◆ Directions
Set down the material once more, exactly as it appears.

◆ Provided data
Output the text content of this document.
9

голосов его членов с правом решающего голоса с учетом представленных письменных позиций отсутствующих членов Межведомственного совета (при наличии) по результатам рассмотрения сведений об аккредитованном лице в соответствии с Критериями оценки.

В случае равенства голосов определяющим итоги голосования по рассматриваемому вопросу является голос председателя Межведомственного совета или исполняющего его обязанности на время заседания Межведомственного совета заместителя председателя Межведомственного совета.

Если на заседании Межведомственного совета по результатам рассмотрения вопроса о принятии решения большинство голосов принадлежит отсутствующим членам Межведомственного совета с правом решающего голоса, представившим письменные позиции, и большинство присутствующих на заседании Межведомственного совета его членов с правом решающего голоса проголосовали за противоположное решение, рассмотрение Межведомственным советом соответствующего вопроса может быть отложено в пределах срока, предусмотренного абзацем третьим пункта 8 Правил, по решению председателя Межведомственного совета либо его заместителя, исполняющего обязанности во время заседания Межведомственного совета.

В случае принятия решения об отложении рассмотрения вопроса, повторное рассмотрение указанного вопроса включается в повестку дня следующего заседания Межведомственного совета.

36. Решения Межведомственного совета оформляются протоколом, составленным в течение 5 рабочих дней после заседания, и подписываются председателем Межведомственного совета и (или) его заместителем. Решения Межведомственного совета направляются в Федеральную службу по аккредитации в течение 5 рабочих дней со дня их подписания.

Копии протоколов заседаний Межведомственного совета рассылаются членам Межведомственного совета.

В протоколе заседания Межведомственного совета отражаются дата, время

◆ Response to the task
Output the text content of this document.
9

голосов его членов с правом решающего голоса с учетом представленных письменных позиций отсутствующих членов Межведомственного совета (при наличии) по результатам рассмотрения сведений об аккредитованном лице в соответствии с Критериями оценки.

В случае равенства голосов определяющим итоги голосования по рассматриваемому вопросу является голос председателя Межведомственного совета или исполняющего его обязанности на время заседания Межведомственного совета заместителя председателя Межведомственного совета.

Если на заседании Межведомственного совета по результатам рассмотрения вопроса о принятии решения большинство голосов принадлежит отсутствующим членам Межведомственного совета с правом решающего голоса, представившим письменные позиции, и большинство присутствующих на заседании Межведомственного совета его членов с правом решающего голоса проголосовали за противоположное решение, рассмотрение Межведомственным советом соответствующего вопроса может быть отложено в пределах срока, предусмотренного абзацем третьим пункта 8 Правил, по решению председателя Межведомственного совета либо его заместителя, исполняющего обязанности во время заседания Межведомственного совета.

В случае принятия решения об отложении рассмотрения вопроса, повторное рассмотрение указанного вопроса включается в повестку дня следующего заседания Межведомственного совета.

36. Решения Межведомственного совета оформляются протоколом, составленным в течение 5 рабочих дней после заседания, и подписываются председателем Межведомственного совета и (или) его заместителем. Решения Межведомственного совета направляются в Федеральную службу по аккредитации в течение 5 рабочих дней со дня их подписания.

Копии протоколов заседаний Межведомственного совета рассылаются членам Межведомственного совета.

В протоколе заседания Межведомственного совета отражаются дата, время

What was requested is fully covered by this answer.